• To do
Write out all the material exactly. Leave nothing out.

• Records shown
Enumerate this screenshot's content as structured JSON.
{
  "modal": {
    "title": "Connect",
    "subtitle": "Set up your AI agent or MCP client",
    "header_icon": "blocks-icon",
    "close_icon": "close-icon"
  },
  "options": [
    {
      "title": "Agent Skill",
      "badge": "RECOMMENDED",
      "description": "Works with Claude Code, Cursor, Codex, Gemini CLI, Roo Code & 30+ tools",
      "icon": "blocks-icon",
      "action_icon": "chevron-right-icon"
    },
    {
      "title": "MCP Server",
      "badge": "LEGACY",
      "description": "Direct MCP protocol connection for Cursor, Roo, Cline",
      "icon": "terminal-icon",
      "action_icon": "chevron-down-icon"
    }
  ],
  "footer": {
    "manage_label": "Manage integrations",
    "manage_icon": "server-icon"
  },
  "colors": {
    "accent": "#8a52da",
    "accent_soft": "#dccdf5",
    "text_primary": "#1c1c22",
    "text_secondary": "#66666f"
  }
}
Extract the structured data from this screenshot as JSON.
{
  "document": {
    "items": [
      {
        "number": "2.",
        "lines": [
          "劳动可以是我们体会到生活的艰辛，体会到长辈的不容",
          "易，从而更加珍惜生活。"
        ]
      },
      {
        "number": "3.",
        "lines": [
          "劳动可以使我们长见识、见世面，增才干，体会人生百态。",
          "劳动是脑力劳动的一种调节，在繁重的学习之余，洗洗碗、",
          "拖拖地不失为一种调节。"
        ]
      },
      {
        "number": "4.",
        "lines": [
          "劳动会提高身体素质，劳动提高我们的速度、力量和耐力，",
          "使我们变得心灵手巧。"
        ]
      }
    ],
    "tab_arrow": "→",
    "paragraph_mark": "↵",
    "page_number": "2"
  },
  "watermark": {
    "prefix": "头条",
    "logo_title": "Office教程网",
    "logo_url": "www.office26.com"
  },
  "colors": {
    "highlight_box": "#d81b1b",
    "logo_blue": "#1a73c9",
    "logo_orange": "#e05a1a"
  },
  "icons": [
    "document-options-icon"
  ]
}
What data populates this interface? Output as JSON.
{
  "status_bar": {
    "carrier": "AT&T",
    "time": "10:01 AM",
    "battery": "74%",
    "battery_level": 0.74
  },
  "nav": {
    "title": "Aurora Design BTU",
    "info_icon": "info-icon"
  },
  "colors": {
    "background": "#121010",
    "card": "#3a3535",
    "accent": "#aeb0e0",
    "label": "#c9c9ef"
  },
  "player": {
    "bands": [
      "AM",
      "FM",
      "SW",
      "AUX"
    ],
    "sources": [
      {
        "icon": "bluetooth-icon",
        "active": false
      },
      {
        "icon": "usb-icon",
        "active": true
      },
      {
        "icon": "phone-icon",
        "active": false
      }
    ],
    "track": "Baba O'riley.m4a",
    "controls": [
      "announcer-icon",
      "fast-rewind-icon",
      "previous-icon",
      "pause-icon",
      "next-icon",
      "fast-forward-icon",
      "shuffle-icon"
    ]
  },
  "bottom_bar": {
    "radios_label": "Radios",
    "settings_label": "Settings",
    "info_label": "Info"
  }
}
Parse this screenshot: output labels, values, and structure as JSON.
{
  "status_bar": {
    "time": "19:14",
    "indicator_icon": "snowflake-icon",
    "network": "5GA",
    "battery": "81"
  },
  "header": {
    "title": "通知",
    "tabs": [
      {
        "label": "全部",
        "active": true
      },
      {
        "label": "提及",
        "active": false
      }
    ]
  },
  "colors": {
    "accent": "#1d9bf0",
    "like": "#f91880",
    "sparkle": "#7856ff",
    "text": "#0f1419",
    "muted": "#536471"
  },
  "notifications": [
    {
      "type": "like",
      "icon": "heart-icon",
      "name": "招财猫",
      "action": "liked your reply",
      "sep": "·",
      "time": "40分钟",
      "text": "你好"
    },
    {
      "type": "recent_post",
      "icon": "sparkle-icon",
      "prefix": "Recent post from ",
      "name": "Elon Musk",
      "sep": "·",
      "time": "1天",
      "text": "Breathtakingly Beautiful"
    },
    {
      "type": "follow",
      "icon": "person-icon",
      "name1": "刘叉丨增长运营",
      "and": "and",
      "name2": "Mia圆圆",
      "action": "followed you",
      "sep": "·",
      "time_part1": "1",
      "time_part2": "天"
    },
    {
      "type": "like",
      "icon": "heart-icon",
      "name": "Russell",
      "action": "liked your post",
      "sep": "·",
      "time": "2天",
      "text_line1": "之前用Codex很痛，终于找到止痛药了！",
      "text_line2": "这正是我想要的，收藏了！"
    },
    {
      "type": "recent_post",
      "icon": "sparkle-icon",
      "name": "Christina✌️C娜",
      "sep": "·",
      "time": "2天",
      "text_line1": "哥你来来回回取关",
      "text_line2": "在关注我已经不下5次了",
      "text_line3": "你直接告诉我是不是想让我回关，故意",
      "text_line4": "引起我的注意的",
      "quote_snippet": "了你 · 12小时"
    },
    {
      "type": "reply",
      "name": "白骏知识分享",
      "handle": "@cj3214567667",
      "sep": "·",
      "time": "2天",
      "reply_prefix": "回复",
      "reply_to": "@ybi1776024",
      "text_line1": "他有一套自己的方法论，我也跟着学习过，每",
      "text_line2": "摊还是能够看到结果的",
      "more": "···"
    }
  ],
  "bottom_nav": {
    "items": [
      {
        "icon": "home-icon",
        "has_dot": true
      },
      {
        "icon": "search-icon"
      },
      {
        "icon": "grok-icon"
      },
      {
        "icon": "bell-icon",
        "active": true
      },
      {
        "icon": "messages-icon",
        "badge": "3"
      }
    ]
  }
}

• Solution to the exercise
Enumerate this screenshot's content as structured JSON.
{
  "modal": {
    "title": "Connect",
    "subtitle": "Set up your AI agent or MCP client",
    "header_icon": "blocks-icon",
    "close_icon": "close-icon"
  },
  "options": [
    {
      "title": "Agent Skill",
      "badge": "RECOMMENDED",
      "description": "Works with Claude Code, Cursor, Codex, Gemini CLI, Roo Code & 30+ tools",
      "icon": "blocks-icon",
      "action_icon": "chevron-right-icon"
    },
    {
      "title": "MCP Server",
      "badge": "LEGACY",
      "description": "Direct MCP protocol connection for Cursor, Roo, Cline",
      "icon": "terminal-icon",
      "action_icon": "chevron-down-icon"
    }
  ],
  "footer": {
    "manage_label": "Manage integrations",
    "manage_icon": "server-icon"
  },
  "colors": {
    "accent": "#8a52da",
    "accent_soft": "#dccdf5",
    "text_primary": "#1c1c22",
    "text_secondary": "#66666f"
  }
}
Extract the structured data from this screenshot as JSON.
{
  "document": {
    "items": [
      {
        "number": "2.",
        "lines": [
          "劳动可以是我们体会到生活的艰辛，体会到长辈的不容",
          "易，从而更加珍惜生活。"
        ]
      },
      {
        "number": "3.",
        "lines": [
          "劳动可以使我们长见识、见世面，增才干，体会人生百态。",
          "劳动是脑力劳动的一种调节，在繁重的学习之余，洗洗碗、",
          "拖拖地不失为一种调节。"
        ]
      },
      {
        "number": "4.",
        "lines": [
          "劳动会提高身体素质，劳动提高我们的速度、力量和耐力，",
          "使我们变得心灵手巧。"
        ]
      }
    ],
    "tab_arrow": "→",
    "paragraph_mark": "↵",
    "page_number": "2"
  },
  "watermark": {
    "prefix": "头条",
    "logo_title": "Office教程网",
    "logo_url": "www.office26.com"
  },
  "colors": {
    "highlight_box": "#d81b1b",
    "logo_blue": "#1a73c9",
    "logo_orange": "#e05a1a"
  },
  "icons": [
    "document-options-icon"
  ]
}
What data populates this interface? Output as JSON.
{
  "status_bar": {
    "carrier": "AT&T",
    "time": "10:01 AM",
    "battery": "74%",
    "battery_level": 0.74
  },
  "nav": {
    "title": "Aurora Design BTU",
    "info_icon": "info-icon"
  },
  "colors": {
    "background": "#121010",
    "card": "#3a3535",
    "accent": "#aeb0e0",
    "label": "#c9c9ef"
  },
  "player": {
    "bands": [
      "AM",
      "FM",
      "SW",
      "AUX"
    ],
    "sources": [
      {
        "icon": "bluetooth-icon",
        "active": false
      },
      {
        "icon": "usb-icon",
        "active": true
      },
      {
        "icon": "phone-icon",
        "active": false
      }
    ],
    "track": "Baba O'riley.m4a",
    "controls": [
      "announcer-icon",
      "fast-rewind-icon",
      "previous-icon",
      "pause-icon",
      "next-icon",
      "fast-forward-icon",
      "shuffle-icon"
    ]
  },
  "bottom_bar": {
    "radios_label": "Radios",
    "settings_label": "Settings",
    "info_label": "Info"
  }
}
Parse this screenshot: output labels, values, and structure as JSON.
{
  "status_bar": {
    "time": "19:14",
    "indicator_icon": "snowflake-icon",
    "network": "5GA",
    "battery": "81"
  },
  "header": {
    "title": "通知",
    "tabs": [
      {
        "label": "全部",
        "active": true
      },
      {
        "label": "提及",
        "active": false
      }
    ]
  },
  "colors": {
    "accent": "#1d9bf0",
    "like": "#f91880",
    "sparkle": "#7856ff",
    "text": "#0f1419",
    "muted": "#536471"
  },
  "notifications": [
    {
      "type": "like",
      "icon": "heart-icon",
      "name": "招财猫",
      "action": "liked your reply",
      "sep": "·",
      "time": "40分钟",
      "text": "你好"
    },
    {
      "type": "recent_post",
      "icon": "sparkle-icon",
      "prefix": "Recent post from ",
      "name": "Elon Musk",
      "sep": "·",
      "time": "1天",
      "text": "Breathtakingly Beautiful"
    },
    {
      "type": "follow",
      "icon": "person-icon",
      "name1": "刘叉丨增长运营",
      "and": "and",
      "name2": "Mia圆圆",
      "action": "followed you",
      "sep": "·",
      "time_part1": "1",
      "time_part2": "天"
    },
    {
      "type": "like",
      "icon": "heart-icon",
      "name": "Russell",
      "action": "liked your post",
      "sep": "·",
      "time": "2天",
      "text_line1": "之前用Codex很痛，终于找到止痛药了！",
      "text_line2": "这正是我想要的，收藏了！"
    },
    {
      "type": "recent_post",
      "icon": "sparkle-icon",
      "name": "Christina✌️C娜",
      "sep": "·",
      "time": "2天",
      "text_line1": "哥你来来回回取关",
      "text_line2": "在关注我已经不下5次了",
      "text_line3": "你直接告诉我是不是想让我回关，故意",
      "text_line4": "引起我的注意的",
      "quote_snippet": "了你 · 12小时"
    },
    {
      "type": "reply",
      "name": "白骏知识分享",
      "handle": "@cj3214567667",
      "sep": "·",
      "time": "2天",
      "reply_prefix": "回复",
      "reply_to": "@ybi1776024",
      "text_line1": "他有一套自己的方法论，我也跟着学习过，每",
      "text_line2": "摊还是能够看到结果的",
      "more": "···"
    }
  ],
  "bottom_nav": {
    "items": [
      {
        "icon": "home-icon",
        "has_dot": true
      },
      {
        "icon": "search-icon"
      },
      {
        "icon": "grok-icon"
      },
      {
        "icon": "bell-icon",
        "active": true
      },
      {
        "icon": "messages-icon",
        "badge": "3"
      }
    ]
  }
}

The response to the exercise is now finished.